■ **Provided information**:

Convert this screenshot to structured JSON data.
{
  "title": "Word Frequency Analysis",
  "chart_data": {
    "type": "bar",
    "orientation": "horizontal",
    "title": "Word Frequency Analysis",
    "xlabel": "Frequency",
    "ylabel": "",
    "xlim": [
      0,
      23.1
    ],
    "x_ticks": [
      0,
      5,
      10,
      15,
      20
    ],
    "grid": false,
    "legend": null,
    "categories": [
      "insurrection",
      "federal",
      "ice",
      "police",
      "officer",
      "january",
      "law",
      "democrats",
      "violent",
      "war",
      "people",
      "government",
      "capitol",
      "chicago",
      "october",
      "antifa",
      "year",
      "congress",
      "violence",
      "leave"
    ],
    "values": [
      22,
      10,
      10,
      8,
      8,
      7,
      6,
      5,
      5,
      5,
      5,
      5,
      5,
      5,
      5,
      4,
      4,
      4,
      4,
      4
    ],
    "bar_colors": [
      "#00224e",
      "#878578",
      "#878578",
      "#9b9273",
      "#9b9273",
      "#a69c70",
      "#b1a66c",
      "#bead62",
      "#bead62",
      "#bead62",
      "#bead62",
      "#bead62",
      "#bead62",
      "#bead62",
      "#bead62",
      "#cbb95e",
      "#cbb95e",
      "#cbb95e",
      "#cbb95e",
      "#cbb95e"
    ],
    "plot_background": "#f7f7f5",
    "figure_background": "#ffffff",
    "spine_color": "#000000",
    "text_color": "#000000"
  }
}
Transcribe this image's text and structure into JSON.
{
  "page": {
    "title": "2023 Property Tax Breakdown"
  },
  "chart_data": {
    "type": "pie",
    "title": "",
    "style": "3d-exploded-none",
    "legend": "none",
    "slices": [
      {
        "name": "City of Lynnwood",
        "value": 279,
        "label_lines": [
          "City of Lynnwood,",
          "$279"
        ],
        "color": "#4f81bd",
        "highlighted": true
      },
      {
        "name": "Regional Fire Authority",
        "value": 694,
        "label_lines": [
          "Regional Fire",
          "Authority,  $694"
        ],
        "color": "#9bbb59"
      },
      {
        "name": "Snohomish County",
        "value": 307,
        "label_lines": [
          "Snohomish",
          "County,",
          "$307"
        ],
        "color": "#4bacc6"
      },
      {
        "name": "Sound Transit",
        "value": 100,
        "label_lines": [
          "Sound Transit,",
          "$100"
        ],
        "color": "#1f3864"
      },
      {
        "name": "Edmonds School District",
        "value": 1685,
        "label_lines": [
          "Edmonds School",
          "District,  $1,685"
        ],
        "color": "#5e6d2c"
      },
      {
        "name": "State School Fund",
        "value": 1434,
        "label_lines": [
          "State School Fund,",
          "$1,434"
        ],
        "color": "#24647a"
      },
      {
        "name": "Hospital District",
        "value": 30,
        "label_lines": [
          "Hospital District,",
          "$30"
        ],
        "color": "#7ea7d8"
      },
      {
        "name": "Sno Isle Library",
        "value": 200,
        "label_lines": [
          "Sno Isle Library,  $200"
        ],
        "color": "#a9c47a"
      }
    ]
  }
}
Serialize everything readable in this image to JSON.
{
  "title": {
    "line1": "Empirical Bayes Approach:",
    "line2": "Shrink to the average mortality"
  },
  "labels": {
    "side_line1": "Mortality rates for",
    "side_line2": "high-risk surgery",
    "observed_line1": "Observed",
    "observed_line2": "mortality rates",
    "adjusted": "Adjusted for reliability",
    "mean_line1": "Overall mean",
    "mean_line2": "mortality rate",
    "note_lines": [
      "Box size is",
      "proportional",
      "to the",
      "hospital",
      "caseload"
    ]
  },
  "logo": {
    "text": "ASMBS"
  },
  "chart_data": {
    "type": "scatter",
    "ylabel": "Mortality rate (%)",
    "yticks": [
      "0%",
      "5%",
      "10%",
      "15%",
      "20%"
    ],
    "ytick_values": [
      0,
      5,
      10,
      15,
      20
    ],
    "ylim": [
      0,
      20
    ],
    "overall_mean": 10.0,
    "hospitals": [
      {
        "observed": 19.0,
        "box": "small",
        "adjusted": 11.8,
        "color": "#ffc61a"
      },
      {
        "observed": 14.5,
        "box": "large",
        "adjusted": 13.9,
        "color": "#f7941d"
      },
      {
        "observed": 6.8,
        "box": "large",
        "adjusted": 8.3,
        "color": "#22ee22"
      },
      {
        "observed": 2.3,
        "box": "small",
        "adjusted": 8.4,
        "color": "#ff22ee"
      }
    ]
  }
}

■ **What the task asks**:
From the material above, copy each line that includes the word "adjusted".

■ **Answer**:
    "adjusted": "Adjusted for reliability",
        "adjusted": 11.8,
        "adjusted": 13.9,
        "adjusted": 8.3,
        "adjusted": 8.4,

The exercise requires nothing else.